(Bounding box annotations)
■ ■ ■ ■ ■ ■ ■

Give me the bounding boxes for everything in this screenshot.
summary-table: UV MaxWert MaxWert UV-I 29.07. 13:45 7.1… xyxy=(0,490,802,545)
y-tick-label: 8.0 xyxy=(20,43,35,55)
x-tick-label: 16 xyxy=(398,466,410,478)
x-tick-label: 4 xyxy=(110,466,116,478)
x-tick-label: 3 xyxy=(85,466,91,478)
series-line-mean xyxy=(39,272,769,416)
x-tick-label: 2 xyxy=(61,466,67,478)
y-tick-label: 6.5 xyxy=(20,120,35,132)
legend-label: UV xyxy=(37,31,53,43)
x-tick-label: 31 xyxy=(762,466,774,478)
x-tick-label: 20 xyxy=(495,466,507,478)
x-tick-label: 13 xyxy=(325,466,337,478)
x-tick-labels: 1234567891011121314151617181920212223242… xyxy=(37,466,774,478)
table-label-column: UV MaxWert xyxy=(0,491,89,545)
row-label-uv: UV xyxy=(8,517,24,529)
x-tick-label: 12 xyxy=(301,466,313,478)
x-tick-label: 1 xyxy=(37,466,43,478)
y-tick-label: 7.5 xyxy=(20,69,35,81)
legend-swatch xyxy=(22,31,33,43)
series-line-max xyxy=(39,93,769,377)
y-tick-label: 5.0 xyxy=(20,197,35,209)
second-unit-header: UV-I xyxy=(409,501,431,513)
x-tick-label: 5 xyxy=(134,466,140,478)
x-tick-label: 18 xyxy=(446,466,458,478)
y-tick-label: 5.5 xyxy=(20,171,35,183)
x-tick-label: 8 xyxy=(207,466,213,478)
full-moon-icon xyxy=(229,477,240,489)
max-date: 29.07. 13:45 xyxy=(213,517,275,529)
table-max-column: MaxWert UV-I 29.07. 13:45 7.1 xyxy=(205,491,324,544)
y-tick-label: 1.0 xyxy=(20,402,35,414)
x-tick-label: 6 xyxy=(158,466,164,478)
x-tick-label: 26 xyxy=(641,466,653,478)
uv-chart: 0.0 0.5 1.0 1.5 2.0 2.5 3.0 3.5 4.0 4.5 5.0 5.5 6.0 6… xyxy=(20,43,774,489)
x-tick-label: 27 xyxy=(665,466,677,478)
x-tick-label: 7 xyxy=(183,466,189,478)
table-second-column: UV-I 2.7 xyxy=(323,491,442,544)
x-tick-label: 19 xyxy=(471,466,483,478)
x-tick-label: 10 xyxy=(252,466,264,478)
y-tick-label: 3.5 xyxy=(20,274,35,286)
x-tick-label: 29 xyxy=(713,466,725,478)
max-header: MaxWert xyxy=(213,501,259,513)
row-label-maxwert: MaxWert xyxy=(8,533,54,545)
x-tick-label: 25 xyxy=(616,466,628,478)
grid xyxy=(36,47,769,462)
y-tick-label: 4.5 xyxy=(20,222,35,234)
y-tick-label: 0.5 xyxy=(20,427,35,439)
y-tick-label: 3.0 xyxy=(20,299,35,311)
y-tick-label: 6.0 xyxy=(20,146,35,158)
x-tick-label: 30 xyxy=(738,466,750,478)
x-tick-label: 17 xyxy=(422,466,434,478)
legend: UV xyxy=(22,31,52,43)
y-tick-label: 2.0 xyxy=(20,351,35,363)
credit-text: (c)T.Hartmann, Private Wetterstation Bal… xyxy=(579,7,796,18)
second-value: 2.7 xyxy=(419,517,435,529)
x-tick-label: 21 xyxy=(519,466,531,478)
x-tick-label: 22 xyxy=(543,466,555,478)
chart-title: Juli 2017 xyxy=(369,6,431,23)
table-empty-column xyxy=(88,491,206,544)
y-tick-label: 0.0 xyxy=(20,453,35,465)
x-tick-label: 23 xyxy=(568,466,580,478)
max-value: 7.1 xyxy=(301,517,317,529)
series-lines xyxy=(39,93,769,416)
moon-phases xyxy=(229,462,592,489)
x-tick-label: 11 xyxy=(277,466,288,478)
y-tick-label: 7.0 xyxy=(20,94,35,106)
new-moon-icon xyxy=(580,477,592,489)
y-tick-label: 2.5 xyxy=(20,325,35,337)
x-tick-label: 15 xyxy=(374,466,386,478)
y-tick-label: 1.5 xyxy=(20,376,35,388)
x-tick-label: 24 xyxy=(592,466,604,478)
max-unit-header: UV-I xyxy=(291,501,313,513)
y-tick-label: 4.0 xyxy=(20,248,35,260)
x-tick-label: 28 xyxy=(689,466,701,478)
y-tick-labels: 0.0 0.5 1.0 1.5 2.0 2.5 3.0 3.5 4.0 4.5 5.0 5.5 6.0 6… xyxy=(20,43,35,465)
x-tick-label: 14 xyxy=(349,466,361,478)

■ ■ ■ ■ ■ ■ ■

Reproduce the listing above line for line, with no changes.

Give me the bounding boxes for everything in this screenshot.
summary-table: UV MaxWert MaxWert UV-I 29.07. 13:45 7.1… xyxy=(0,490,802,545)
y-tick-label: 8.0 xyxy=(20,43,35,55)
x-tick-label: 16 xyxy=(398,466,410,478)
x-tick-label: 4 xyxy=(110,466,116,478)
x-tick-label: 3 xyxy=(85,466,91,478)
series-line-mean xyxy=(39,272,769,416)
x-tick-label: 2 xyxy=(61,466,67,478)
y-tick-label: 6.5 xyxy=(20,120,35,132)
legend-label: UV xyxy=(37,31,53,43)
x-tick-label: 31 xyxy=(762,466,774,478)
x-tick-label: 20 xyxy=(495,466,507,478)
x-tick-label: 13 xyxy=(325,466,337,478)
x-tick-labels: 1234567891011121314151617181920212223242… xyxy=(37,466,774,478)
table-label-column: UV MaxWert xyxy=(0,491,89,545)
row-label-uv: UV xyxy=(8,517,24,529)
x-tick-label: 12 xyxy=(301,466,313,478)
x-tick-label: 1 xyxy=(37,466,43,478)
y-tick-label: 7.5 xyxy=(20,69,35,81)
legend-swatch xyxy=(22,31,33,43)
series-line-max xyxy=(39,93,769,377)
y-tick-label: 5.0 xyxy=(20,197,35,209)
second-unit-header: UV-I xyxy=(409,501,431,513)
x-tick-label: 5 xyxy=(134,466,140,478)
x-tick-label: 18 xyxy=(446,466,458,478)
y-tick-label: 5.5 xyxy=(20,171,35,183)
x-tick-label: 8 xyxy=(207,466,213,478)
full-moon-icon xyxy=(229,477,240,489)
max-date: 29.07. 13:45 xyxy=(213,517,275,529)
table-max-column: MaxWert UV-I 29.07. 13:45 7.1 xyxy=(205,491,324,544)
y-tick-label: 1.0 xyxy=(20,402,35,414)
x-tick-label: 6 xyxy=(158,466,164,478)
x-tick-label: 26 xyxy=(641,466,653,478)
uv-chart: 0.0 0.5 1.0 1.5 2.0 2.5 3.0 3.5 4.0 4.5 5.0 5.5 6.0 6… xyxy=(20,43,774,489)
x-tick-label: 27 xyxy=(665,466,677,478)
x-tick-label: 7 xyxy=(183,466,189,478)
table-second-column: UV-I 2.7 xyxy=(323,491,442,544)
x-tick-label: 19 xyxy=(471,466,483,478)
x-tick-label: 10 xyxy=(252,466,264,478)
y-tick-label: 3.5 xyxy=(20,274,35,286)
x-tick-label: 29 xyxy=(713,466,725,478)
max-header: MaxWert xyxy=(213,501,259,513)
row-label-maxwert: MaxWert xyxy=(8,533,54,545)
x-tick-label: 25 xyxy=(616,466,628,478)
grid xyxy=(36,47,769,462)
y-tick-label: 4.5 xyxy=(20,222,35,234)
y-tick-label: 0.5 xyxy=(20,427,35,439)
y-tick-label: 3.0 xyxy=(20,299,35,311)
y-tick-label: 6.0 xyxy=(20,146,35,158)
x-tick-label: 30 xyxy=(738,466,750,478)
x-tick-label: 17 xyxy=(422,466,434,478)
legend: UV xyxy=(22,31,52,43)
y-tick-label: 2.0 xyxy=(20,351,35,363)
credit-text: (c)T.Hartmann, Private Wetterstation Bal… xyxy=(579,7,796,18)
second-value: 2.7 xyxy=(419,517,435,529)
x-tick-label: 21 xyxy=(519,466,531,478)
x-tick-label: 22 xyxy=(543,466,555,478)
chart-title: Juli 2017 xyxy=(369,6,431,23)
table-empty-column xyxy=(88,491,206,544)
y-tick-label: 0.0 xyxy=(20,453,35,465)
x-tick-label: 23 xyxy=(568,466,580,478)
max-value: 7.1 xyxy=(301,517,317,529)
series-lines xyxy=(39,93,769,416)
moon-phases xyxy=(229,462,592,489)
x-tick-label: 11 xyxy=(277,466,288,478)
y-tick-label: 7.0 xyxy=(20,94,35,106)
new-moon-icon xyxy=(580,477,592,489)
y-tick-label: 2.5 xyxy=(20,325,35,337)
x-tick-label: 15 xyxy=(374,466,386,478)
y-tick-label: 1.5 xyxy=(20,376,35,388)
x-tick-label: 24 xyxy=(592,466,604,478)
max-unit-header: UV-I xyxy=(291,501,313,513)
y-tick-label: 4.0 xyxy=(20,248,35,260)
x-tick-label: 28 xyxy=(689,466,701,478)
y-tick-labels: 0.0 0.5 1.0 1.5 2.0 2.5 3.0 3.5 4.0 4.5 5.0 5.5 6.0 6… xyxy=(20,43,35,465)
x-tick-label: 14 xyxy=(349,466,361,478)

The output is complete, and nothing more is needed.